Your task is to output the data exactly as it stands.

Dataset records:
════════════════════
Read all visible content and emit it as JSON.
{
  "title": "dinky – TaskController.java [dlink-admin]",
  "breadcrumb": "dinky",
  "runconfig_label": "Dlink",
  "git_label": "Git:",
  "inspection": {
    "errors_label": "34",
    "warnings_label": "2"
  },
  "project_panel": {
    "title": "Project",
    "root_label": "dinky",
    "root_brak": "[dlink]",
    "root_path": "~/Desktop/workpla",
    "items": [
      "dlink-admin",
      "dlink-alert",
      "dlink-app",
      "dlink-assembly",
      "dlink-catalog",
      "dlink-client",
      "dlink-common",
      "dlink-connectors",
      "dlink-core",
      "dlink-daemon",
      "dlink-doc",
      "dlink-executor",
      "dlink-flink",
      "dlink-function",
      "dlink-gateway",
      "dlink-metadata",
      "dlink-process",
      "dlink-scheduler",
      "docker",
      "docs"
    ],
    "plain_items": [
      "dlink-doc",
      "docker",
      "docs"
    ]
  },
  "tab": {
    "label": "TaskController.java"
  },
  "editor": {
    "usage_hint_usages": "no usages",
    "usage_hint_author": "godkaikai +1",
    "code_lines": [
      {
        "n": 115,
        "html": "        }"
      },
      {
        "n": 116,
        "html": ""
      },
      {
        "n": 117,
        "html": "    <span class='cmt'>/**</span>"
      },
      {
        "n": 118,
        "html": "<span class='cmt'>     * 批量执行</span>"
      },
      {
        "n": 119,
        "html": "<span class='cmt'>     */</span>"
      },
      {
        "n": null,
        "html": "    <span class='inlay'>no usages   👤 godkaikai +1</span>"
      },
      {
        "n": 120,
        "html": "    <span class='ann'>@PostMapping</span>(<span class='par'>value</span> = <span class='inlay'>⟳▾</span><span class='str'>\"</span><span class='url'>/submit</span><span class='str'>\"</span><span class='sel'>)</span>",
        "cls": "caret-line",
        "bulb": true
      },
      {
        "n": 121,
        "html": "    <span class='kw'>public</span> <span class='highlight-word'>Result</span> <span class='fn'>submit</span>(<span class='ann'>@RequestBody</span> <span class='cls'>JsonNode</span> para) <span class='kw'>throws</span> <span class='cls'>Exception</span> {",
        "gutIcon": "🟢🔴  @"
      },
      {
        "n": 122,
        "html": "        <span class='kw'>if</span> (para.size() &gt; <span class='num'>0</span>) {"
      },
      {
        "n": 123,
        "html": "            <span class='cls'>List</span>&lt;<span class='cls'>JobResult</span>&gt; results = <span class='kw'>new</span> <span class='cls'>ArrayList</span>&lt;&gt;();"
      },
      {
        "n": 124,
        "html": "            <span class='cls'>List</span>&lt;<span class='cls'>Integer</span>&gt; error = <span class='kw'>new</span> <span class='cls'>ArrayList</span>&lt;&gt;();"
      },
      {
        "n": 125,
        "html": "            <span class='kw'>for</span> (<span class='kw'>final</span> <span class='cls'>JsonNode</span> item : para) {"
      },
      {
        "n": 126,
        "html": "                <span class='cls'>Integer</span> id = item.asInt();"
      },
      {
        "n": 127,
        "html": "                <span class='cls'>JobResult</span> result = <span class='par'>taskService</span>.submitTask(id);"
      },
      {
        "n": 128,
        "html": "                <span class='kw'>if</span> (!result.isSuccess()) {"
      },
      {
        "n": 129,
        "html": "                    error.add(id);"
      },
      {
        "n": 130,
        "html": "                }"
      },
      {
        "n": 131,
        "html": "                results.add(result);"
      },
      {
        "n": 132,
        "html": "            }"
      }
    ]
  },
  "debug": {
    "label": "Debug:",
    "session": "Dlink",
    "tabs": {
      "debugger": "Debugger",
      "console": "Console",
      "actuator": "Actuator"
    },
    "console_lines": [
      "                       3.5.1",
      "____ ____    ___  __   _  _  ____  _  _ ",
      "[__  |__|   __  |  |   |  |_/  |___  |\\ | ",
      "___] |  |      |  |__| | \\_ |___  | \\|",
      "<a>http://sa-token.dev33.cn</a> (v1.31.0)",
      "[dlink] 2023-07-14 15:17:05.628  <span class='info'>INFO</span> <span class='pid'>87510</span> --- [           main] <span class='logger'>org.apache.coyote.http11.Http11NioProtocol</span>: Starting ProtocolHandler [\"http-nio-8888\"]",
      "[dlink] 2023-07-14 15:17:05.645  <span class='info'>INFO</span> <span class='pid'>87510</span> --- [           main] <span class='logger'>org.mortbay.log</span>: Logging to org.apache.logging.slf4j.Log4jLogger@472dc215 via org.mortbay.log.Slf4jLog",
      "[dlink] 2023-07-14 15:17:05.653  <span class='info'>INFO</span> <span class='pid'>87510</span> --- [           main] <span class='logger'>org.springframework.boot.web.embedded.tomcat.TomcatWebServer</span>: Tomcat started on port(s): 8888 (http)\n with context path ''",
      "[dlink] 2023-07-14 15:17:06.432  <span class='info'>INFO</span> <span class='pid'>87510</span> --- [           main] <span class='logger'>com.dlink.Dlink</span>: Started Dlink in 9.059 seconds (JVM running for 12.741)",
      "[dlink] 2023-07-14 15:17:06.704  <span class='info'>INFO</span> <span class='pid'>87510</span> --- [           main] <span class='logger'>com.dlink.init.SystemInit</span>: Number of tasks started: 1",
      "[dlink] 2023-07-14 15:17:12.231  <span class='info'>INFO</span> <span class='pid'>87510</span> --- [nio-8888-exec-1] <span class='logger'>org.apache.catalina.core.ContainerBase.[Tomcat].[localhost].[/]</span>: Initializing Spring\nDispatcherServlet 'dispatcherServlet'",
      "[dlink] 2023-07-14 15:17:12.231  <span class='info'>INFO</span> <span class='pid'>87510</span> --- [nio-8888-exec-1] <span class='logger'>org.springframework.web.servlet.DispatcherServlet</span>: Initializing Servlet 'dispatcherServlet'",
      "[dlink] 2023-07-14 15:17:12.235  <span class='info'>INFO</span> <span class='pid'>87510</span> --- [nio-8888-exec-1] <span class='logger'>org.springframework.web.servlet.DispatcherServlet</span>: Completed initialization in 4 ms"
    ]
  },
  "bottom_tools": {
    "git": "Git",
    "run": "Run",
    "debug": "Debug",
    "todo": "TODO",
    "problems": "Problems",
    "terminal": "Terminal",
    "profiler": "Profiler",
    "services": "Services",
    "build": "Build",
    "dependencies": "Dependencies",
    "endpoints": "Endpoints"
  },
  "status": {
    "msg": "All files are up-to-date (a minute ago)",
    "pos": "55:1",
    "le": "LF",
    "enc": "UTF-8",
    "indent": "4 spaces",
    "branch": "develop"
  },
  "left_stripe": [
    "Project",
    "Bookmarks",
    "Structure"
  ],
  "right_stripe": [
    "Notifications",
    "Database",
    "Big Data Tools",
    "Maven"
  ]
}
════════════════════
Written response:
Read all visible content and emit it as JSON.
{
  "title": "dinky – TaskController.java [dlink-admin]",
  "breadcrumb": "dinky",
  "runconfig_label": "Dlink",
  "git_label": "Git:",
  "inspection": {
    "errors_label": "34",
    "warnings_label": "2"
  },
  "project_panel": {
    "title": "Project",
    "root_label": "dinky",
    "root_brak": "[dlink]",
    "root_path": "~/Desktop/workpla",
    "items": [
      "dlink-admin",
      "dlink-alert",
      "dlink-app",
      "dlink-assembly",
      "dlink-catalog",
      "dlink-client",
      "dlink-common",
      "dlink-connectors",
      "dlink-core",
      "dlink-daemon",
      "dlink-doc",
      "dlink-executor",
      "dlink-flink",
      "dlink-function",
      "dlink-gateway",
      "dlink-metadata",
      "dlink-process",
      "dlink-scheduler",
      "docker",
      "docs"
    ],
    "plain_items": [
      "dlink-doc",
      "docker",
      "docs"
    ]
  },
  "tab": {
    "label": "TaskController.java"
  },
  "editor": {
    "usage_hint_usages": "no usages",
    "usage_hint_author": "godkaikai +1",
    "code_lines": [
      {
        "n": 115,
        "html": "        }"
      },
      {
        "n": 116,
        "html": ""
      },
      {
        "n": 117,
        "html": "    <span class='cmt'>/**</span>"
      },
      {
        "n": 118,
        "html": "<span class='cmt'>     * 批量执行</span>"
      },
      {
        "n": 119,
        "html": "<span class='cmt'>     */</span>"
      },
      {
        "n": null,
        "html": "    <span class='inlay'>no usages   👤 godkaikai +1</span>"
      },
      {
        "n": 120,
        "html": "    <span class='ann'>@PostMapping</span>(<span class='par'>value</span> = <span class='inlay'>⟳▾</span><span class='str'>\"</span><span class='url'>/submit</span><span class='str'>\"</span><span class='sel'>)</span>",
        "cls": "caret-line",
        "bulb": true
      },
      {
        "n": 121,
        "html": "    <span class='kw'>public</span> <span class='highlight-word'>Result</span> <span class='fn'>submit</span>(<span class='ann'>@RequestBody</span> <span class='cls'>JsonNode</span> para) <span class='kw'>throws</span> <span class='cls'>Exception</span> {",
        "gutIcon": "🟢🔴  @"
      },
      {
        "n": 122,
        "html": "        <span class='kw'>if</span> (para.size() &gt; <span class='num'>0</span>) {"
      },
      {
        "n": 123,
        "html": "            <span class='cls'>List</span>&lt;<span class='cls'>JobResult</span>&gt; results = <span class='kw'>new</span> <span class='cls'>ArrayList</span>&lt;&gt;();"
      },
      {
        "n": 124,
        "html": "            <span class='cls'>List</span>&lt;<span class='cls'>Integer</span>&gt; error = <span class='kw'>new</span> <span class='cls'>ArrayList</span>&lt;&gt;();"
      },
      {
        "n": 125,
        "html": "            <span class='kw'>for</span> (<span class='kw'>final</span> <span class='cls'>JsonNode</span> item : para) {"
      },
      {
        "n": 126,
        "html": "                <span class='cls'>Integer</span> id = item.asInt();"
      },
      {
        "n": 127,
        "html": "                <span class='cls'>JobResult</span> result = <span class='par'>taskService</span>.submitTask(id);"
      },
      {
        "n": 128,
        "html": "                <span class='kw'>if</span> (!result.isSuccess()) {"
      },
      {
        "n": 129,
        "html": "                    error.add(id);"
      },
      {
        "n": 130,
        "html": "                }"
      },
      {
        "n": 131,
        "html": "                results.add(result);"
      },
      {
        "n": 132,
        "html": "            }"
      }
    ]
  },
  "debug": {
    "label": "Debug:",
    "session": "Dlink",
    "tabs": {
      "debugger": "Debugger",
      "console": "Console",
      "actuator": "Actuator"
    },
    "console_lines": [
      "                       3.5.1",
      "____ ____    ___  __   _  _  ____  _  _ ",
      "[__  |__|   __  |  |   |  |_/  |___  |\\ | ",
      "___] |  |      |  |__| | \\_ |___  | \\|",
      "<a>http://sa-token.dev33.cn</a> (v1.31.0)",
      "[dlink] 2023-07-14 15:17:05.628  <span class='info'>INFO</span> <span class='pid'>87510</span> --- [           main] <span class='logger'>org.apache.coyote.http11.Http11NioProtocol</span>: Starting ProtocolHandler [\"http-nio-8888\"]",
      "[dlink] 2023-07-14 15:17:05.645  <span class='info'>INFO</span> <span class='pid'>87510</span> --- [           main] <span class='logger'>org.mortbay.log</span>: Logging to org.apache.logging.slf4j.Log4jLogger@472dc215 via org.mortbay.log.Slf4jLog",
      "[dlink] 2023-07-14 15:17:05.653  <span class='info'>INFO</span> <span class='pid'>87510</span> --- [           main] <span class='logger'>org.springframework.boot.web.embedded.tomcat.TomcatWebServer</span>: Tomcat started on port(s): 8888 (http)\n with context path ''",
      "[dlink] 2023-07-14 15:17:06.432  <span class='info'>INFO</span> <span class='pid'>87510</span> --- [           main] <span class='logger'>com.dlink.Dlink</span>: Started Dlink in 9.059 seconds (JVM running for 12.741)",
      "[dlink] 2023-07-14 15:17:06.704  <span class='info'>INFO</span> <span class='pid'>87510</span> --- [           main] <span class='logger'>com.dlink.init.SystemInit</span>: Number of tasks started: 1",
      "[dlink] 2023-07-14 15:17:12.231  <span class='info'>INFO</span> <span class='pid'>87510</span> --- [nio-8888-exec-1] <span class='logger'>org.apache.catalina.core.ContainerBase.[Tomcat].[localhost].[/]</span>: Initializing Spring\nDispatcherServlet 'dispatcherServlet'",
      "[dlink] 2023-07-14 15:17:12.231  <span class='info'>INFO</span> <span class='pid'>87510</span> --- [nio-8888-exec-1] <span class='logger'>org.springframework.web.servlet.DispatcherServlet</span>: Initializing Servlet 'dispatcherServlet'",
      "[dlink] 2023-07-14 15:17:12.235  <span class='info'>INFO</span> <span class='pid'>87510</span> --- [nio-8888-exec-1] <span class='logger'>org.springframework.web.servlet.DispatcherServlet</span>: Completed initialization in 4 ms"
    ]
  },
  "bottom_tools": {
    "git": "Git",
    "run": "Run",
    "debug": "Debug",
    "todo": "TODO",
    "problems": "Problems",
    "terminal": "Terminal",
    "profiler": "Profiler",
    "services": "Services",
    "build": "Build",
    "dependencies": "Dependencies",
    "endpoints": "Endpoints"
  },
  "status": {
    "msg": "All files are up-to-date (a minute ago)",
    "pos": "55:1",
    "le": "LF",
    "enc": "UTF-8",
    "indent": "4 spaces",
    "branch": "develop"
  },
  "left_stripe": [
    "Project",
    "Bookmarks",
    "Structure"
  ],
  "right_stripe": [
    "Notifications",
    "Database",
    "Big Data Tools",
    "Maven"
  ]
}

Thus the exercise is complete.